**Required task:** Reproduce all entries word for word.

[Dataset records]
════════
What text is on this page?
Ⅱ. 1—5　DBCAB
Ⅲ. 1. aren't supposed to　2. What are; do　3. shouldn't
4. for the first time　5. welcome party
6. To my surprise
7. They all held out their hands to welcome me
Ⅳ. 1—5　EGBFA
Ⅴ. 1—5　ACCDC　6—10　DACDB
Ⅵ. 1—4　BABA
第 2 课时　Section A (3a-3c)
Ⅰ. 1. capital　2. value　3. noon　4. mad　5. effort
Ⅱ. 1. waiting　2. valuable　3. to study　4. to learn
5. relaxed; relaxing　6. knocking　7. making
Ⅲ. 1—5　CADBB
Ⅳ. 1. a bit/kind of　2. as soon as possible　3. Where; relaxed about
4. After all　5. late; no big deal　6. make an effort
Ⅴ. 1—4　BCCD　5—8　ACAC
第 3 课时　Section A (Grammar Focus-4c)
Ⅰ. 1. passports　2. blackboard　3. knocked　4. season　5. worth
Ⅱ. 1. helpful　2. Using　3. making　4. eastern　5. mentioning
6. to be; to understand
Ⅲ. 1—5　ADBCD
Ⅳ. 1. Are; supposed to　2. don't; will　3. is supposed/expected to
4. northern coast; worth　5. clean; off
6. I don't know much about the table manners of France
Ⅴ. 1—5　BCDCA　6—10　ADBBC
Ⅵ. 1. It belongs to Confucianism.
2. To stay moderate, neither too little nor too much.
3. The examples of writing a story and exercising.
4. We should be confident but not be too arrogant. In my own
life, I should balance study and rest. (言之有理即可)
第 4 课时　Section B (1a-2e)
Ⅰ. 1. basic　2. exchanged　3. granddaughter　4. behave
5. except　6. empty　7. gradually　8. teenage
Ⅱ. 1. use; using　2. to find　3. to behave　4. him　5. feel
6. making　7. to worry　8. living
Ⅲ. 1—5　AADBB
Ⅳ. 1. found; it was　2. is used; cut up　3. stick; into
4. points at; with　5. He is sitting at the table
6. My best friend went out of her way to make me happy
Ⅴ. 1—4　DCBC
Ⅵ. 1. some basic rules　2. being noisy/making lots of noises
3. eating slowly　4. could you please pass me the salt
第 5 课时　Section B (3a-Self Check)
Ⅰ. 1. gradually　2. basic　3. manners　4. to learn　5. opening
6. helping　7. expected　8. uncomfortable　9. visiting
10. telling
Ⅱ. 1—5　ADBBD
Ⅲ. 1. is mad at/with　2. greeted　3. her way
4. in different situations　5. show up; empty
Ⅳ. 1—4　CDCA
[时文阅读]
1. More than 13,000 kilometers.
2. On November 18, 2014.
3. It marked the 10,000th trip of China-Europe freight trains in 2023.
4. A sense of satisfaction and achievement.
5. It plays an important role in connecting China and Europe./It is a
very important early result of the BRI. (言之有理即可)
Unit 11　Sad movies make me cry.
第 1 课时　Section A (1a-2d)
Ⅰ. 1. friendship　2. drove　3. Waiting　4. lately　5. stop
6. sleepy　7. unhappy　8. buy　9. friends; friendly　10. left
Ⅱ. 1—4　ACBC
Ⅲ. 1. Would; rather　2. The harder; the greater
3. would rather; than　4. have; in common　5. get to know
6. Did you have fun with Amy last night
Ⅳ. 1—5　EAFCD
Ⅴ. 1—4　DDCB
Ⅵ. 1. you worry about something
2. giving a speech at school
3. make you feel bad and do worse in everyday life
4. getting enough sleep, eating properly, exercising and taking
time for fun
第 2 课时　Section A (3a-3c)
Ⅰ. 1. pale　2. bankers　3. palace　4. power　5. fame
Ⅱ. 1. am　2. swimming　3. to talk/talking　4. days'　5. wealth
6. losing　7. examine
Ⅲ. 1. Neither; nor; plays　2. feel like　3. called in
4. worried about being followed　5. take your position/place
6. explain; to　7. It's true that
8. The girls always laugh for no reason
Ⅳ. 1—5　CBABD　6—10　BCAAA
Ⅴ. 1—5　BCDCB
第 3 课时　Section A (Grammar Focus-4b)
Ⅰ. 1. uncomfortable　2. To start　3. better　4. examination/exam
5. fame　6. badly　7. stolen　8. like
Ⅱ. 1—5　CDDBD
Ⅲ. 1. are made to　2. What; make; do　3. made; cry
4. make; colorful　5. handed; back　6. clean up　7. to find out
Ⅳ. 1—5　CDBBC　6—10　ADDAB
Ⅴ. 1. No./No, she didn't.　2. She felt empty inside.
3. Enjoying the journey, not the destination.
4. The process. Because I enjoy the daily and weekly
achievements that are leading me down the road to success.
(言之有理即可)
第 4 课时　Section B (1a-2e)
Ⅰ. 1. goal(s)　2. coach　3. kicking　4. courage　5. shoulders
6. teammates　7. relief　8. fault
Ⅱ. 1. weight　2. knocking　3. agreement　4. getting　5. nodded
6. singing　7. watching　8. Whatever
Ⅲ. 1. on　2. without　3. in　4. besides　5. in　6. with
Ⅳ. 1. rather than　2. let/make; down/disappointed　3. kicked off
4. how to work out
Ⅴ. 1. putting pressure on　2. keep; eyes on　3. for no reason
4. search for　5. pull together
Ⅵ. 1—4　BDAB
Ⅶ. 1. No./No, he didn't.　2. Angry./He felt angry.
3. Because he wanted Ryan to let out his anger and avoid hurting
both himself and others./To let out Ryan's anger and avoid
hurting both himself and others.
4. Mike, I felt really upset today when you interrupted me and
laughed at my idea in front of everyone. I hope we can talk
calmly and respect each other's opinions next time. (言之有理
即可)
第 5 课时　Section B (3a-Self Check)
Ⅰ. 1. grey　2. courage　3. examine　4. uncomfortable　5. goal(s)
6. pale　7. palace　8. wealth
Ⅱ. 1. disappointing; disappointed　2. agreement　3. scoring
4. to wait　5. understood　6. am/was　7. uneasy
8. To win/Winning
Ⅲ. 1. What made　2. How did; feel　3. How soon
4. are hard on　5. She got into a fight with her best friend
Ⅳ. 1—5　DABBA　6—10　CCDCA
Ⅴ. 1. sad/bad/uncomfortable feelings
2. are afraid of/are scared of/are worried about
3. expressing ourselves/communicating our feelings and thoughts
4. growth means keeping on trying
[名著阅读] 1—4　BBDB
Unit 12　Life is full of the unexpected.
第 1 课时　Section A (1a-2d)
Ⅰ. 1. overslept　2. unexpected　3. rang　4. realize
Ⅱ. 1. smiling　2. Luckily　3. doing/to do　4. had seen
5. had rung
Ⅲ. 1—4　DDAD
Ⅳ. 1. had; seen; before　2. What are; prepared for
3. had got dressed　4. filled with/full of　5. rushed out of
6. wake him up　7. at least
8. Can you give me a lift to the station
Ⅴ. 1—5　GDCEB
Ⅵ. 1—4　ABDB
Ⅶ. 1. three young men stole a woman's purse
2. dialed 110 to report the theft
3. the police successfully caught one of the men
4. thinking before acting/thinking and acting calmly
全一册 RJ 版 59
════════
**Reply:**
What text is on this page?
Ⅱ. 1—5　DBCAB
Ⅲ. 1. aren't supposed to　2. What are; do　3. shouldn't
4. for the first time　5. welcome party
6. To my surprise
7. They all held out their hands to welcome me
Ⅳ. 1—5　EGBFA
Ⅴ. 1—5　ACCDC　6—10　DACDB
Ⅵ. 1—4　BABA
第 2 课时　Section A (3a-3c)
Ⅰ. 1. capital　2. value　3. noon　4. mad　5. effort
Ⅱ. 1. waiting　2. valuable　3. to study　4. to learn
5. relaxed; relaxing　6. knocking　7. making
Ⅲ. 1—5　CADBB
Ⅳ. 1. a bit/kind of　2. as soon as possible　3. Where; relaxed about
4. After all　5. late; no big deal　6. make an effort
Ⅴ. 1—4　BCCD　5—8　ACAC
第 3 课时　Section A (Grammar Focus-4c)
Ⅰ. 1. passports　2. blackboard　3. knocked　4. season　5. worth
Ⅱ. 1. helpful　2. Using　3. making　4. eastern　5. mentioning
6. to be; to understand
Ⅲ. 1—5　ADBCD
Ⅳ. 1. Are; supposed to　2. don't; will　3. is supposed/expected to
4. northern coast; worth　5. clean; off
6. I don't know much about the table manners of France
Ⅴ. 1—5　BCDCA　6—10　ADBBC
Ⅵ. 1. It belongs to Confucianism.
2. To stay moderate, neither too little nor too much.
3. The examples of writing a story and exercising.
4. We should be confident but not be too arrogant. In my own
life, I should balance study and rest. (言之有理即可)
第 4 课时　Section B (1a-2e)
Ⅰ. 1. basic　2. exchanged　3. granddaughter　4. behave
5. except　6. empty　7. gradually　8. teenage
Ⅱ. 1. use; using　2. to find　3. to behave　4. him　5. feel
6. making　7. to worry　8. living
Ⅲ. 1—5　AADBB
Ⅳ. 1. found; it was　2. is used; cut up　3. stick; into
4. points at; with　5. He is sitting at the table
6. My best friend went out of her way to make me happy
Ⅴ. 1—4　DCBC
Ⅵ. 1. some basic rules　2. being noisy/making lots of noises
3. eating slowly　4. could you please pass me the salt
第 5 课时　Section B (3a-Self Check)
Ⅰ. 1. gradually　2. basic　3. manners　4. to learn　5. opening
6. helping　7. expected　8. uncomfortable　9. visiting
10. telling
Ⅱ. 1—5　ADBBD
Ⅲ. 1. is mad at/with　2. greeted　3. her way
4. in different situations　5. show up; empty
Ⅳ. 1—4　CDCA
[时文阅读]
1. More than 13,000 kilometers.
2. On November 18, 2014.
3. It marked the 10,000th trip of China-Europe freight trains in 2023.
4. A sense of satisfaction and achievement.
5. It plays an important role in connecting China and Europe./It is a
very important early result of the BRI. (言之有理即可)
Unit 11　Sad movies make me cry.
第 1 课时　Section A (1a-2d)
Ⅰ. 1. friendship　2. drove　3. Waiting　4. lately　5. stop
6. sleepy　7. unhappy　8. buy　9. friends; friendly　10. left
Ⅱ. 1—4　ACBC
Ⅲ. 1. Would; rather　2. The harder; the greater
3. would rather; than　4. have; in common　5. get to know
6. Did you have fun with Amy last night
Ⅳ. 1—5　EAFCD
Ⅴ. 1—4　DDCB
Ⅵ. 1. you worry about something
2. giving a speech at school
3. make you feel bad and do worse in everyday life
4. getting enough sleep, eating properly, exercising and taking
time for fun
第 2 课时　Section A (3a-3c)
Ⅰ. 1. pale　2. bankers　3. palace　4. power　5. fame
Ⅱ. 1. am　2. swimming　3. to talk/talking　4. days'　5. wealth
6. losing　7. examine
Ⅲ. 1. Neither; nor; plays　2. feel like　3. called in
4. worried about being followed　5. take your position/place
6. explain; to　7. It's true that
8. The girls always laugh for no reason
Ⅳ. 1—5　CBABD　6—10　BCAAA
Ⅴ. 1—5　BCDCB
第 3 课时　Section A (Grammar Focus-4b)
Ⅰ. 1. uncomfortable　2. To start　3. better　4. examination/exam
5. fame　6. badly　7. stolen　8. like
Ⅱ. 1—5　CDDBD
Ⅲ. 1. are made to　2. What; make; do　3. made; cry
4. make; colorful　5. handed; back　6. clean up　7. to find out
Ⅳ. 1—5　CDBBC　6—10　ADDAB
Ⅴ. 1. No./No, she didn't.　2. She felt empty inside.
3. Enjoying the journey, not the destination.
4. The process. Because I enjoy the daily and weekly
achievements that are leading me down the road to success.
(言之有理即可)
第 4 课时　Section B (1a-2e)
Ⅰ. 1. goal(s)　2. coach　3. kicking　4. courage　5. shoulders
6. teammates　7. relief　8. fault
Ⅱ. 1. weight　2. knocking　3. agreement　4. getting　5. nodded
6. singing　7. watching　8. Whatever
Ⅲ. 1. on　2. without　3. in　4. besides　5. in　6. with
Ⅳ. 1. rather than　2. let/make; down/disappointed　3. kicked off
4. how to work out
Ⅴ. 1. putting pressure on　2. keep; eyes on　3. for no reason
4. search for　5. pull together
Ⅵ. 1—4　BDAB
Ⅶ. 1. No./No, he didn't.　2. Angry./He felt angry.
3. Because he wanted Ryan to let out his anger and avoid hurting
both himself and others./To let out Ryan's anger and avoid
hurting both himself and others.
4. Mike, I felt really upset today when you interrupted me and
laughed at my idea in front of everyone. I hope we can talk
calmly and respect each other's opinions next time. (言之有理
即可)
第 5 课时　Section B (3a-Self Check)
Ⅰ. 1. grey　2. courage　3. examine　4. uncomfortable　5. goal(s)
6. pale　7. palace　8. wealth
Ⅱ. 1. disappointing; disappointed　2. agreement　3. scoring
4. to wait　5. understood　6. am/was　7. uneasy
8. To win/Winning
Ⅲ. 1. What made　2. How did; feel　3. How soon
4. are hard on　5. She got into a fight with her best friend
Ⅳ. 1—5　DABBA　6—10　CCDCA
Ⅴ. 1. sad/bad/uncomfortable feelings
2. are afraid of/are scared of/are worried about
3. expressing ourselves/communicating our feelings and thoughts
4. growth means keeping on trying
[名著阅读] 1—4　BBDB
Unit 12　Life is full of the unexpected.
第 1 课时　Section A (1a-2d)
Ⅰ. 1. overslept　2. unexpected　3. rang　4. realize
Ⅱ. 1. smiling　2. Luckily　3. doing/to do　4. had seen
5. had rung
Ⅲ. 1—4　DDAD
Ⅳ. 1. had; seen; before　2. What are; prepared for
3. had got dressed　4. filled with/full of　5. rushed out of
6. wake him up　7. at least
8. Can you give me a lift to the station
Ⅴ. 1—5　GDCEB
Ⅵ. 1—4　ABDB
Ⅶ. 1. three young men stole a woman's purse
2. dialed 110 to report the theft
3. the police successfully caught one of the men
4. thinking before acting/thinking and acting calmly
全一册 RJ 版 59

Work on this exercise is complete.